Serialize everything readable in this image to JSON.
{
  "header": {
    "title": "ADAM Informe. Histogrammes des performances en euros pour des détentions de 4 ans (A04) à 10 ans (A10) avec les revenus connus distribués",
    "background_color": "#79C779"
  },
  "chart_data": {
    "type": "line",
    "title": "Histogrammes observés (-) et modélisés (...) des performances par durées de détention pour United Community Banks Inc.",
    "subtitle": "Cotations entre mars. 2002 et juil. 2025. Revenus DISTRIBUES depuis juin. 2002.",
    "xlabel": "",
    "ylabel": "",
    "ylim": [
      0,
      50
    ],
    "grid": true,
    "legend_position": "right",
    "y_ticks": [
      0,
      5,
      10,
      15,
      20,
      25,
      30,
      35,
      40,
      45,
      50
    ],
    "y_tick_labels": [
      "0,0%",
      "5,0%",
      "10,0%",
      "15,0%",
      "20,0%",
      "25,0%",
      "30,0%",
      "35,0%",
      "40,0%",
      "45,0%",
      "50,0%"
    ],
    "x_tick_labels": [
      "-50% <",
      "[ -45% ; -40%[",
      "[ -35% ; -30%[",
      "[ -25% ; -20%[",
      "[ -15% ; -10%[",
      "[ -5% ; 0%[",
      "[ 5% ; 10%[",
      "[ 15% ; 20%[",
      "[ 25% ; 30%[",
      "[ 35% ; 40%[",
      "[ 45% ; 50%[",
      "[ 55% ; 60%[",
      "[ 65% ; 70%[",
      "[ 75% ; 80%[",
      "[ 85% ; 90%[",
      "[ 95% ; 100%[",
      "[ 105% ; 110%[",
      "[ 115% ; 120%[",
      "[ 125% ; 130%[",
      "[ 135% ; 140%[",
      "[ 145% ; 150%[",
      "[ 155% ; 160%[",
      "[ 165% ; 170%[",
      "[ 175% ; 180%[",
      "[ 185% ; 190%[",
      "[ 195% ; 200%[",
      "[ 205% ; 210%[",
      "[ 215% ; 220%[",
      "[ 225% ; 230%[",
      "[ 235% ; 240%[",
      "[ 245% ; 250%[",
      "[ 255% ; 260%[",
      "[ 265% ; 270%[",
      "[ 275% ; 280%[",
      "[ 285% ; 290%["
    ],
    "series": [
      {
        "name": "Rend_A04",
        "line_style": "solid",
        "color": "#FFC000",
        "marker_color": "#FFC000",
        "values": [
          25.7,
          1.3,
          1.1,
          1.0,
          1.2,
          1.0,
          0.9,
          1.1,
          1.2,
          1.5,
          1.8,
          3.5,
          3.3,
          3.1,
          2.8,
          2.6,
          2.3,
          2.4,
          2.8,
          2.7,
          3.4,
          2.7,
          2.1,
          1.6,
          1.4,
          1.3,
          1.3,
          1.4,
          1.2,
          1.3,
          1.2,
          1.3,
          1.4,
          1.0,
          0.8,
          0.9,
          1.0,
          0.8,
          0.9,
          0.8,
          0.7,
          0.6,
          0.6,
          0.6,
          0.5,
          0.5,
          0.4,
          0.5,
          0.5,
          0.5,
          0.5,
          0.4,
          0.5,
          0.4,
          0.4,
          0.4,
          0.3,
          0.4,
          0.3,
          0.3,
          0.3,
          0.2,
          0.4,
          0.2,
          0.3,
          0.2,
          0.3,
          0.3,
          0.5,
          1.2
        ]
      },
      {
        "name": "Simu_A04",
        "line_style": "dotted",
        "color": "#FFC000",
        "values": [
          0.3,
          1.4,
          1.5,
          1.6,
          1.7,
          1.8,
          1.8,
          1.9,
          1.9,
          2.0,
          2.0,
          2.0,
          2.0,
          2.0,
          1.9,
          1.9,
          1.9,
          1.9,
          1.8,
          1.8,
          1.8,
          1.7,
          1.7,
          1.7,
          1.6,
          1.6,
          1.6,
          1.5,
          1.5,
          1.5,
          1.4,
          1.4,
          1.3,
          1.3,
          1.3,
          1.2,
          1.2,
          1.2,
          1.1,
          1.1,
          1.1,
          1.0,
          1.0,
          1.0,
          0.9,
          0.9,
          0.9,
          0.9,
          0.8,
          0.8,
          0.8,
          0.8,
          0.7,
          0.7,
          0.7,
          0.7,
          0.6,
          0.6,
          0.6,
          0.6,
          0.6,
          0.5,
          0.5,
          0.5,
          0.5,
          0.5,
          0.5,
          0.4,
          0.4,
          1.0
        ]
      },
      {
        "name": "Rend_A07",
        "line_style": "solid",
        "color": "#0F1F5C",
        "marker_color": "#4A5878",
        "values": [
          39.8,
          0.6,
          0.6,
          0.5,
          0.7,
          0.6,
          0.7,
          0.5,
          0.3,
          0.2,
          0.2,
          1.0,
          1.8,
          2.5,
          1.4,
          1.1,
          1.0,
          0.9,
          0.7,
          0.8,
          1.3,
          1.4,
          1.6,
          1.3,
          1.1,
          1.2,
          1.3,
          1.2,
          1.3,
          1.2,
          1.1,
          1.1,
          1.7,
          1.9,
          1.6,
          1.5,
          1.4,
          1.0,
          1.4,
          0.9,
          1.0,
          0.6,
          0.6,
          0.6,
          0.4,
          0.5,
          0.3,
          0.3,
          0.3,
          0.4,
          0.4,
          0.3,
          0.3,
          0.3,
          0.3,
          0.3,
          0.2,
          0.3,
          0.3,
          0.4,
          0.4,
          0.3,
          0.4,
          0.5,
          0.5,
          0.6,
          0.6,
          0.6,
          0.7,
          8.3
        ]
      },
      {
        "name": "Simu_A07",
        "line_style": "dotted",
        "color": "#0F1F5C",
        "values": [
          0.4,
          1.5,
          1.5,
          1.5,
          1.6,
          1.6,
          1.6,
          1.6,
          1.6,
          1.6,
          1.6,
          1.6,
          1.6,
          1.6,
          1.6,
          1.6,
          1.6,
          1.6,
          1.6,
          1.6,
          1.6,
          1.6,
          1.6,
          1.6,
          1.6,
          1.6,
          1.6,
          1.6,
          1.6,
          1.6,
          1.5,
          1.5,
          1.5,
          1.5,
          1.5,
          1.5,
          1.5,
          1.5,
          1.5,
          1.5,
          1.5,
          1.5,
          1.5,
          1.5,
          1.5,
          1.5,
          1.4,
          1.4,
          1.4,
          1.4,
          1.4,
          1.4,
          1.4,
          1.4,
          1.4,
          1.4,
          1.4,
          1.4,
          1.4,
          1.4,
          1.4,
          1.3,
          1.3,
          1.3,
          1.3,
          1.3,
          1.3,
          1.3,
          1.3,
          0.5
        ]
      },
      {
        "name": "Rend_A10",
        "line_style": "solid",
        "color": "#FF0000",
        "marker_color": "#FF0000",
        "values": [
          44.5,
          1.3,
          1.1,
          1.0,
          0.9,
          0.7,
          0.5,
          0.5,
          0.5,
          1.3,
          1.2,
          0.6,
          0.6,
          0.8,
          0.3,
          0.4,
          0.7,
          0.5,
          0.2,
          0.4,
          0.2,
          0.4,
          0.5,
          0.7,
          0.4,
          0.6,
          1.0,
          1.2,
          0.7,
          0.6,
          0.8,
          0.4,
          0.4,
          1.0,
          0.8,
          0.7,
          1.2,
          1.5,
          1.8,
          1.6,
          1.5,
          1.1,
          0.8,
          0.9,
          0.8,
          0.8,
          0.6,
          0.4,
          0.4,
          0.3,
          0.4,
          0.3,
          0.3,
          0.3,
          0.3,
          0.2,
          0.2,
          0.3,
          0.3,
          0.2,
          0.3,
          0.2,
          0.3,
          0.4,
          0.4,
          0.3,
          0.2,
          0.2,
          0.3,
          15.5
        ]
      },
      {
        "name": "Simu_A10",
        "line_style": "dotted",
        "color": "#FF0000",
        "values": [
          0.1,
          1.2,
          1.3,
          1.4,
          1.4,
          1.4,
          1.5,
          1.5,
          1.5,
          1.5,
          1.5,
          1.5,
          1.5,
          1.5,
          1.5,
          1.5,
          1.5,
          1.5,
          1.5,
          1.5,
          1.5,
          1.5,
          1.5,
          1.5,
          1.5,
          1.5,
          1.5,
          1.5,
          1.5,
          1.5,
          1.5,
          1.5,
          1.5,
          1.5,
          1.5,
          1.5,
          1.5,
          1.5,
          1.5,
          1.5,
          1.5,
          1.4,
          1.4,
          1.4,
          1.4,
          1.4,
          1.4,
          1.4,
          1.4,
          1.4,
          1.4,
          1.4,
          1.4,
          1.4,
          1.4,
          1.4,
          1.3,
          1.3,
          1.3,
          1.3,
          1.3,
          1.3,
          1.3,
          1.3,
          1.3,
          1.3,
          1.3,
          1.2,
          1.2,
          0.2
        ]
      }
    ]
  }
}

* * * * * * *

● **Task instructions**: Pull every line containing "Histogrammes" from the data.

● **Answer in full**:
    "title": "ADAM Informe. Histogrammes des performances en euros pour des détentions de 4 ans (A04) à 10 ans (A10) avec les revenus connus distribués",
    "title": "Histogrammes observés (-) et modélisés (...) des performances par durées de détention pour United Community Banks Inc.",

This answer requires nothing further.